→ Exercise brief
Would you set down every entry shown below, precisely as written?

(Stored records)
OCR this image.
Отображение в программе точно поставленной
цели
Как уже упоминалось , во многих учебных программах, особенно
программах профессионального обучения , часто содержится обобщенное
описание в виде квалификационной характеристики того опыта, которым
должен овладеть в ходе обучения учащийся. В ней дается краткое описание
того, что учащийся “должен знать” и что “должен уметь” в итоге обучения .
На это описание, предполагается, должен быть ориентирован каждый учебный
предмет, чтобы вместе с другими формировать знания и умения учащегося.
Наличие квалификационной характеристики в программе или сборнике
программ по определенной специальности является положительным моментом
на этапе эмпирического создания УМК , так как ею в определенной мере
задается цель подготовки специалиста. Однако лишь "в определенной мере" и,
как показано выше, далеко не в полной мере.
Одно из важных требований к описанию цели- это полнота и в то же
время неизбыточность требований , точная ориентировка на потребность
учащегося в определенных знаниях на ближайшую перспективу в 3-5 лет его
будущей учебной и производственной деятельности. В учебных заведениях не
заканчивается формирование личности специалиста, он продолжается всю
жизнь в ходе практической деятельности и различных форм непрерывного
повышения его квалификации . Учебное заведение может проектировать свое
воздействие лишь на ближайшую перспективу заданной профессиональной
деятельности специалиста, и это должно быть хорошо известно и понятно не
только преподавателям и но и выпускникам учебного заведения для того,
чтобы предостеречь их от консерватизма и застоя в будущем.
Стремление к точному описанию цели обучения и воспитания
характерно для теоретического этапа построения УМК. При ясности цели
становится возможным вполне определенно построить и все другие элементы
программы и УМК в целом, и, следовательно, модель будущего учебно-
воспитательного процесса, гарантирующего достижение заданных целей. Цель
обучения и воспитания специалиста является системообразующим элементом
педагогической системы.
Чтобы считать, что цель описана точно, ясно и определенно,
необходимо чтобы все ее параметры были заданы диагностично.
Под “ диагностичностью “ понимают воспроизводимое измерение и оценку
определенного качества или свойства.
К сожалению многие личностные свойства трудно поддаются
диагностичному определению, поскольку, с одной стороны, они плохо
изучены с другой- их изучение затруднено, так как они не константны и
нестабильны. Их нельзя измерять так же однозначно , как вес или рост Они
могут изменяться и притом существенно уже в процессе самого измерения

→ Solved problem
OCR this image.
Отображение в программе точно поставленной
цели
Как уже упоминалось , во многих учебных программах, особенно
программах профессионального обучения , часто содержится обобщенное
описание в виде квалификационной характеристики того опыта, которым
должен овладеть в ходе обучения учащийся. В ней дается краткое описание
того, что учащийся “должен знать” и что “должен уметь” в итоге обучения .
На это описание, предполагается, должен быть ориентирован каждый учебный
предмет, чтобы вместе с другими формировать знания и умения учащегося.
Наличие квалификационной характеристики в программе или сборнике
программ по определенной специальности является положительным моментом
на этапе эмпирического создания УМК , так как ею в определенной мере
задается цель подготовки специалиста. Однако лишь "в определенной мере" и,
как показано выше, далеко не в полной мере.
Одно из важных требований к описанию цели- это полнота и в то же
время неизбыточность требований , точная ориентировка на потребность
учащегося в определенных знаниях на ближайшую перспективу в 3-5 лет его
будущей учебной и производственной деятельности. В учебных заведениях не
заканчивается формирование личности специалиста, он продолжается всю
жизнь в ходе практической деятельности и различных форм непрерывного
повышения его квалификации . Учебное заведение может проектировать свое
воздействие лишь на ближайшую перспективу заданной профессиональной
деятельности специалиста, и это должно быть хорошо известно и понятно не
только преподавателям и но и выпускникам учебного заведения для того,
чтобы предостеречь их от консерватизма и застоя в будущем.
Стремление к точному описанию цели обучения и воспитания
характерно для теоретического этапа построения УМК. При ясности цели
становится возможным вполне определенно построить и все другие элементы
программы и УМК в целом, и, следовательно, модель будущего учебно-
воспитательного процесса, гарантирующего достижение заданных целей. Цель
обучения и воспитания специалиста является системообразующим элементом
педагогической системы.
Чтобы считать, что цель описана точно, ясно и определенно,
необходимо чтобы все ее параметры были заданы диагностично.
Под “ диагностичностью “ понимают воспроизводимое измерение и оценку
определенного качества или свойства.
К сожалению многие личностные свойства трудно поддаются
диагностичному определению, поскольку, с одной стороны, они плохо
изучены с другой- их изучение затруднено, так как они не константны и
нестабильны. Их нельзя измерять так же однозначно , как вес или рост Они
могут изменяться и притом существенно уже в процессе самого измерения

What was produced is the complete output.